- **AIM**: Select each line where the word "Centro" appears.

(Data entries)
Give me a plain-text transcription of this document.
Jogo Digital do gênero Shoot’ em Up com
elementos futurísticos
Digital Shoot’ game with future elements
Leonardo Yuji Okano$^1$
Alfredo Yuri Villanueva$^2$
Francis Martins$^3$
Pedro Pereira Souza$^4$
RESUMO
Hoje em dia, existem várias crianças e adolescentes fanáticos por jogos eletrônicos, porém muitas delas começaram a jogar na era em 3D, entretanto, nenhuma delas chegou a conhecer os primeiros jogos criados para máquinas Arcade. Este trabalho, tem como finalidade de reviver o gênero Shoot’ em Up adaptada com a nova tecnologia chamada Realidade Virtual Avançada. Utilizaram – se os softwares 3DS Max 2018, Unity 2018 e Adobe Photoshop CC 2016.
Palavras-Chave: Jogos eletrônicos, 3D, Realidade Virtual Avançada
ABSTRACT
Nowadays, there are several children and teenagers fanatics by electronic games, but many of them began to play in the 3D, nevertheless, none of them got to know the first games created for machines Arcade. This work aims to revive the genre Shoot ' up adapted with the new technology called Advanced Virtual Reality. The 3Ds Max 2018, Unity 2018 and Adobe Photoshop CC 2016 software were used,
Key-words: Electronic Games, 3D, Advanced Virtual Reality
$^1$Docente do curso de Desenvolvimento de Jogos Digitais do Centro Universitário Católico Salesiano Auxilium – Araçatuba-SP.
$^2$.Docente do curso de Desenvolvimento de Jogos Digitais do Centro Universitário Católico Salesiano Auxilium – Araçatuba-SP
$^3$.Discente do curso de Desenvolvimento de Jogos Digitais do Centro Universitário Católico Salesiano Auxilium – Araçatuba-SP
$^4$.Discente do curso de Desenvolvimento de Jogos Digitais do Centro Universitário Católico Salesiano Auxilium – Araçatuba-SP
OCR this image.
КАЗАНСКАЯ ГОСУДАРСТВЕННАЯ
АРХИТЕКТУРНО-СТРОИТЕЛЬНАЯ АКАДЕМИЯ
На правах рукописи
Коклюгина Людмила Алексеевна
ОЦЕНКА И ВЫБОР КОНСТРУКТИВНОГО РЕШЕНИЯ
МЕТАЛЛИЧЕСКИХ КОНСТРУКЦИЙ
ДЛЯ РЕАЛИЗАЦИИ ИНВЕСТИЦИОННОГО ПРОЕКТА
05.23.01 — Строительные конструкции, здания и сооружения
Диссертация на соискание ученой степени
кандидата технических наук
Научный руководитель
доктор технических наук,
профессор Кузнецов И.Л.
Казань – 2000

- **RESULT FOR THIS TASK**:
$^1$Docente do curso de Desenvolvimento de Jogos Digitais do Centro Universitário Católico Salesiano Auxilium – Araçatuba-SP.
$^2$.Docente do curso de Desenvolvimento de Jogos Digitais do Centro Universitário Católico Salesiano Auxilium – Araçatuba-SP
$^3$.Discente do curso de Desenvolvimento de Jogos Digitais do Centro Universitário Católico Salesiano Auxilium – Araçatuba-SP
$^4$.Discente do curso de Desenvolvimento de Jogos Digitais do Centro Universitário Católico Salesiano Auxilium – Araçatuba-SP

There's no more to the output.